## start Exercise input
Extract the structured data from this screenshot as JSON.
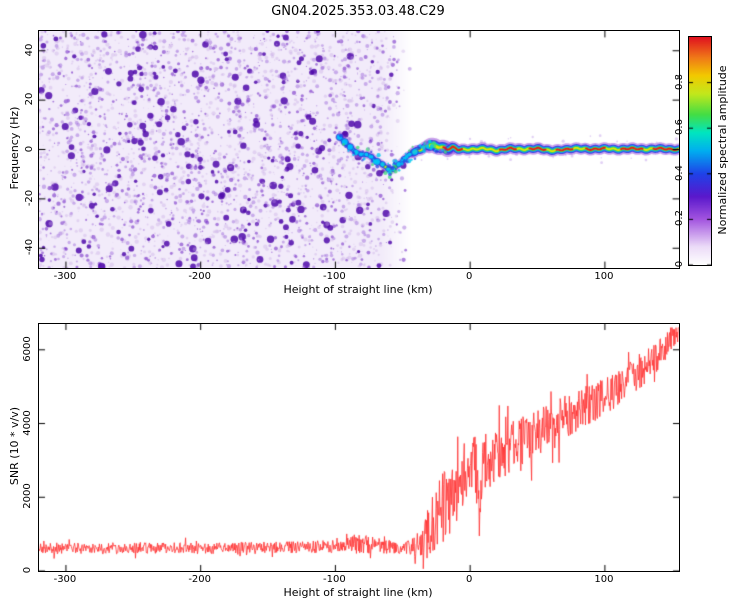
{
  "title": "GN04.2025.353.03.48.C29",
  "chart_data": [
    {
      "type": "heatmap",
      "name": "spectrogram",
      "title": "GN04.2025.353.03.48.C29",
      "xlabel": "Height of straight line (km)",
      "ylabel": "Frequency (Hz)",
      "xlim": [
        -320,
        155
      ],
      "ylim": [
        -48,
        48
      ],
      "xticks": [
        -300,
        -200,
        -100,
        0,
        100
      ],
      "xtick_labels": [
        "-300",
        "-200",
        "-100",
        "0",
        "100"
      ],
      "yticks": [
        -40,
        -20,
        0,
        20,
        40
      ],
      "ytick_labels": [
        "-40",
        "-20",
        "0",
        "20",
        "40"
      ],
      "grid": false,
      "colorbar": {
        "label": "Normalized spectral amplitude",
        "range": [
          0,
          1
        ],
        "ticks": [
          0,
          0.2,
          0.4,
          0.6,
          0.8
        ],
        "tick_labels": [
          "0",
          "0.2",
          "0.4",
          "0.6",
          "0.8"
        ],
        "colormap_stops": [
          {
            "t": 0.0,
            "c": "#ffffff"
          },
          {
            "t": 0.08,
            "c": "#ecdcf8"
          },
          {
            "t": 0.2,
            "c": "#a355e0"
          },
          {
            "t": 0.3,
            "c": "#5a18cc"
          },
          {
            "t": 0.4,
            "c": "#1f42e8"
          },
          {
            "t": 0.5,
            "c": "#00aef0"
          },
          {
            "t": 0.58,
            "c": "#00e6c0"
          },
          {
            "t": 0.66,
            "c": "#44dd44"
          },
          {
            "t": 0.75,
            "c": "#c2e81c"
          },
          {
            "t": 0.83,
            "c": "#f2ca00"
          },
          {
            "t": 0.91,
            "c": "#f07818"
          },
          {
            "t": 1.0,
            "c": "#e0101f"
          }
        ]
      },
      "noise_region": {
        "x_range": [
          -320,
          -44
        ],
        "amplitude_range": [
          0,
          0.3
        ],
        "description": "dense low-amplitude purple speckle noise filling all frequencies, fading out near -50 km"
      },
      "signal_trace": {
        "description": "narrow high-amplitude carrier near 0 Hz; wiggles down to -8 Hz between -70 and -55 km then flattens at ~0 Hz to the right edge",
        "x": [
          -97,
          -93,
          -89,
          -85,
          -81,
          -77,
          -73,
          -69,
          -65,
          -61,
          -57,
          -53,
          -49,
          -45,
          -41,
          -37,
          -33,
          -29,
          -25,
          -21,
          -17,
          -13,
          -9,
          -5,
          0,
          10,
          20,
          30,
          40,
          50,
          60,
          70,
          80,
          90,
          100,
          110,
          120,
          130,
          140,
          150,
          155
        ],
        "freq_hz": [
          5,
          3,
          1,
          -1,
          -2,
          -2,
          -3,
          -5,
          -6,
          -8,
          -8,
          -6,
          -4,
          -2,
          -1,
          0,
          1,
          2,
          1,
          1,
          0,
          1,
          0,
          0,
          0,
          0.5,
          -0.5,
          0.5,
          0,
          0.5,
          -0.5,
          0,
          0.5,
          0,
          0.5,
          0,
          0.5,
          0,
          0.5,
          0,
          0
        ],
        "amplitude": [
          0.55,
          0.6,
          0.55,
          0.5,
          0.5,
          0.55,
          0.5,
          0.6,
          0.65,
          0.75,
          0.8,
          0.65,
          0.6,
          0.65,
          0.7,
          0.8,
          0.85,
          0.9,
          0.9,
          0.95,
          0.9,
          0.9,
          0.95,
          1.0,
          0.95,
          0.9,
          0.95,
          1.0,
          0.9,
          0.95,
          1.0,
          0.95,
          0.9,
          0.95,
          1.0,
          0.9,
          0.95,
          1.0,
          0.95,
          1.0,
          0.95
        ],
        "red_core_segments": [
          [
            -20,
            -6
          ],
          [
            22,
            34
          ],
          [
            44,
            56
          ],
          [
            64,
            76
          ],
          [
            86,
            100
          ],
          [
            112,
            128
          ],
          [
            136,
            154
          ]
        ]
      }
    },
    {
      "type": "line",
      "name": "snr",
      "xlabel": "Height of straight line (km)",
      "ylabel": "SNR (10 * v/v)",
      "xlim": [
        -320,
        155
      ],
      "ylim": [
        0,
        6700
      ],
      "xticks": [
        -300,
        -200,
        -100,
        0,
        100
      ],
      "xtick_labels": [
        "-300",
        "-200",
        "-100",
        "0",
        "100"
      ],
      "yticks": [
        0,
        2000,
        4000,
        6000
      ],
      "ytick_labels": [
        "0",
        "2000",
        "4000",
        "6000"
      ],
      "color": "#ff3030",
      "series_description": "noisy SNR trace: flat ~600 baseline left of -40 km, sharp noisy rise after -30 km climbing to ~6500 at 155 km, narrow dropout near +7 km",
      "x": [
        -320,
        -280,
        -240,
        -200,
        -160,
        -130,
        -110,
        -95,
        -85,
        -78,
        -70,
        -62,
        -55,
        -48,
        -42,
        -37,
        -32,
        -28,
        -24,
        -20,
        -16,
        -12,
        -8,
        -4,
        0,
        4,
        7,
        10,
        15,
        20,
        30,
        40,
        50,
        60,
        70,
        80,
        90,
        100,
        110,
        120,
        130,
        140,
        148,
        155
      ],
      "mean": [
        620,
        610,
        630,
        615,
        625,
        640,
        660,
        680,
        720,
        760,
        690,
        660,
        640,
        630,
        660,
        750,
        950,
        1250,
        1500,
        1750,
        1950,
        2150,
        2400,
        2650,
        2800,
        2900,
        1400,
        2950,
        3050,
        3150,
        3350,
        3550,
        3750,
        3950,
        4150,
        4350,
        4550,
        4750,
        4950,
        5250,
        5550,
        5900,
        6250,
        6500
      ],
      "noise_amplitude": [
        160,
        150,
        160,
        150,
        160,
        160,
        170,
        180,
        260,
        330,
        230,
        190,
        180,
        180,
        260,
        420,
        650,
        850,
        950,
        1000,
        980,
        950,
        930,
        880,
        850,
        800,
        600,
        780,
        760,
        720,
        680,
        650,
        640,
        620,
        600,
        580,
        560,
        540,
        520,
        500,
        470,
        430,
        380,
        320
      ]
    }
  ]
}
## end Exercise input
# Aim of the exercise:
Where a line holds the string "ylabel", copy that line.

# Task output:
      "ylabel": "Frequency (Hz)",
      "ylabel": "SNR (10 * v/v)",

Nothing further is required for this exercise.